- EXERCISE PROMPT: Leave out the pictures and reproduce all of the data exactly.

- ITEMS:
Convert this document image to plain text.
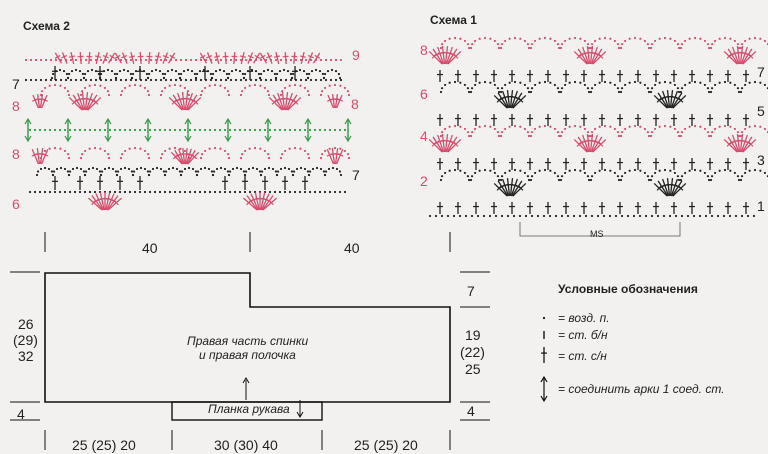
Схема 2
9
8
7
6
7
8
8
Схема 1
8
6
4
2
7
5
3
1
MS
40	40
7
26
(29)
32
19
(22)
25
4	4
Правая часть спинки
и правая полочка
Планка рукава
25 (25) 20	30 (30) 40	25 (25) 20
Условные обозначения
= возд. п.
= ст. б/н
= ст. с/н
= соединить арки 1 соед. ст.
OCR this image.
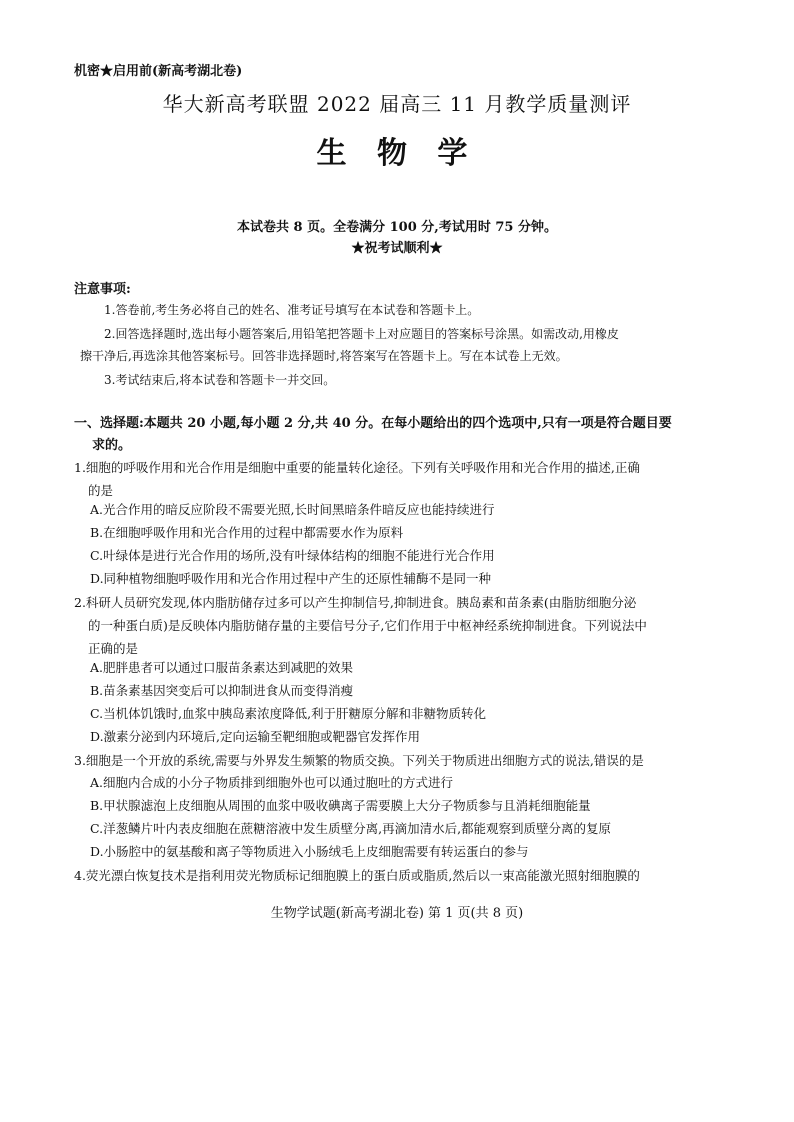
机密★启用前(新高考湖北卷)
华大新高考联盟 2022 届高三 11 月教学质量测评
生 物 学
本试卷共 8 页。全卷满分 100 分,考试用时 75 分钟。
★祝考试顺利★
注意事项:
1.答卷前,考生务必将自己的姓名、准考证号填写在本试卷和答题卡上。
2.回答选择题时,选出每小题答案后,用铅笔把答题卡上对应题目的答案标号涂黑。如需改动,用橡皮
擦干净后,再选涂其他答案标号。回答非选择题时,将答案写在答题卡上。写在本试卷上无效。
3.考试结束后,将本试卷和答题卡一并交回。
一、选择题:本题共 20 小题,每小题 2 分,共 40 分。在每小题给出的四个选项中,只有一项是符合题目要
求的。
1.细胞的呼吸作用和光合作用是细胞中重要的能量转化途径。下列有关呼吸作用和光合作用的描述,正确
的是
A.光合作用的暗反应阶段不需要光照,长时间黑暗条件暗反应也能持续进行
B.在细胞呼吸作用和光合作用的过程中都需要水作为原料
C.叶绿体是进行光合作用的场所,没有叶绿体结构的细胞不能进行光合作用
D.同种植物细胞呼吸作用和光合作用过程中产生的还原性辅酶不是同一种
2.科研人员研究发现,体内脂肪储存过多可以产生抑制信号,抑制进食。胰岛素和苗条素(由脂肪细胞分泌
的一种蛋白质)是反映体内脂肪储存量的主要信号分子,它们作用于中枢神经系统抑制进食。下列说法中
正确的是
A.肥胖患者可以通过口服苗条素达到减肥的效果
B.苗条素基因突变后可以抑制进食从而变得消瘦
C.当机体饥饿时,血浆中胰岛素浓度降低,利于肝糖原分解和非糖物质转化
D.激素分泌到内环境后,定向运输至靶细胞或靶器官发挥作用
3.细胞是一个开放的系统,需要与外界发生频繁的物质交换。下列关于物质进出细胞方式的说法,错误的是
A.细胞内合成的小分子物质排到细胞外也可以通过胞吐的方式进行
B.甲状腺滤泡上皮细胞从周围的血浆中吸收碘离子需要膜上大分子物质参与且消耗细胞能量
C.洋葱鳞片叶内表皮细胞在蔗糖溶液中发生质壁分离,再滴加清水后,都能观察到质壁分离的复原
D.小肠腔中的氨基酸和离子等物质进入小肠绒毛上皮细胞需要有转运蛋白的参与
4.荧光漂白恢复技术是指利用荧光物质标记细胞膜上的蛋白质或脂质,然后以一束高能激光照射细胞膜的
生物学试题(新高考湖北卷) 第 1 页(共 8 页)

- EXERCISE RESULT:
Convert this document image to plain text.
Схема 2
9
8
7
6
7
8
8
Схема 1
8
6
4
2
7
5
3
1
MS
40	40
7
26
(29)
32
19
(22)
25
4	4
Правая часть спинки
и правая полочка
Планка рукава
25 (25) 20	30 (30) 40	25 (25) 20
Условные обозначения
= возд. п.
= ст. б/н
= ст. с/н
= соединить арки 1 соед. ст.
OCR this image.
机密★启用前(新高考湖北卷)
华大新高考联盟 2022 届高三 11 月教学质量测评
生 物 学
本试卷共 8 页。全卷满分 100 分,考试用时 75 分钟。
★祝考试顺利★
注意事项:
1.答卷前,考生务必将自己的姓名、准考证号填写在本试卷和答题卡上。
2.回答选择题时,选出每小题答案后,用铅笔把答题卡上对应题目的答案标号涂黑。如需改动,用橡皮
擦干净后,再选涂其他答案标号。回答非选择题时,将答案写在答题卡上。写在本试卷上无效。
3.考试结束后,将本试卷和答题卡一并交回。
一、选择题:本题共 20 小题,每小题 2 分,共 40 分。在每小题给出的四个选项中,只有一项是符合题目要
求的。
1.细胞的呼吸作用和光合作用是细胞中重要的能量转化途径。下列有关呼吸作用和光合作用的描述,正确
的是
A.光合作用的暗反应阶段不需要光照,长时间黑暗条件暗反应也能持续进行
B.在细胞呼吸作用和光合作用的过程中都需要水作为原料
C.叶绿体是进行光合作用的场所,没有叶绿体结构的细胞不能进行光合作用
D.同种植物细胞呼吸作用和光合作用过程中产生的还原性辅酶不是同一种
2.科研人员研究发现,体内脂肪储存过多可以产生抑制信号,抑制进食。胰岛素和苗条素(由脂肪细胞分泌
的一种蛋白质)是反映体内脂肪储存量的主要信号分子,它们作用于中枢神经系统抑制进食。下列说法中
正确的是
A.肥胖患者可以通过口服苗条素达到减肥的效果
B.苗条素基因突变后可以抑制进食从而变得消瘦
C.当机体饥饿时,血浆中胰岛素浓度降低,利于肝糖原分解和非糖物质转化
D.激素分泌到内环境后,定向运输至靶细胞或靶器官发挥作用
3.细胞是一个开放的系统,需要与外界发生频繁的物质交换。下列关于物质进出细胞方式的说法,错误的是
A.细胞内合成的小分子物质排到细胞外也可以通过胞吐的方式进行
B.甲状腺滤泡上皮细胞从周围的血浆中吸收碘离子需要膜上大分子物质参与且消耗细胞能量
C.洋葱鳞片叶内表皮细胞在蔗糖溶液中发生质壁分离,再滴加清水后,都能观察到质壁分离的复原
D.小肠腔中的氨基酸和离子等物质进入小肠绒毛上皮细胞需要有转运蛋白的参与
4.荧光漂白恢复技术是指利用荧光物质标记细胞膜上的蛋白质或脂质,然后以一束高能激光照射细胞膜的
生物学试题(新高考湖北卷) 第 1 页(共 8 页)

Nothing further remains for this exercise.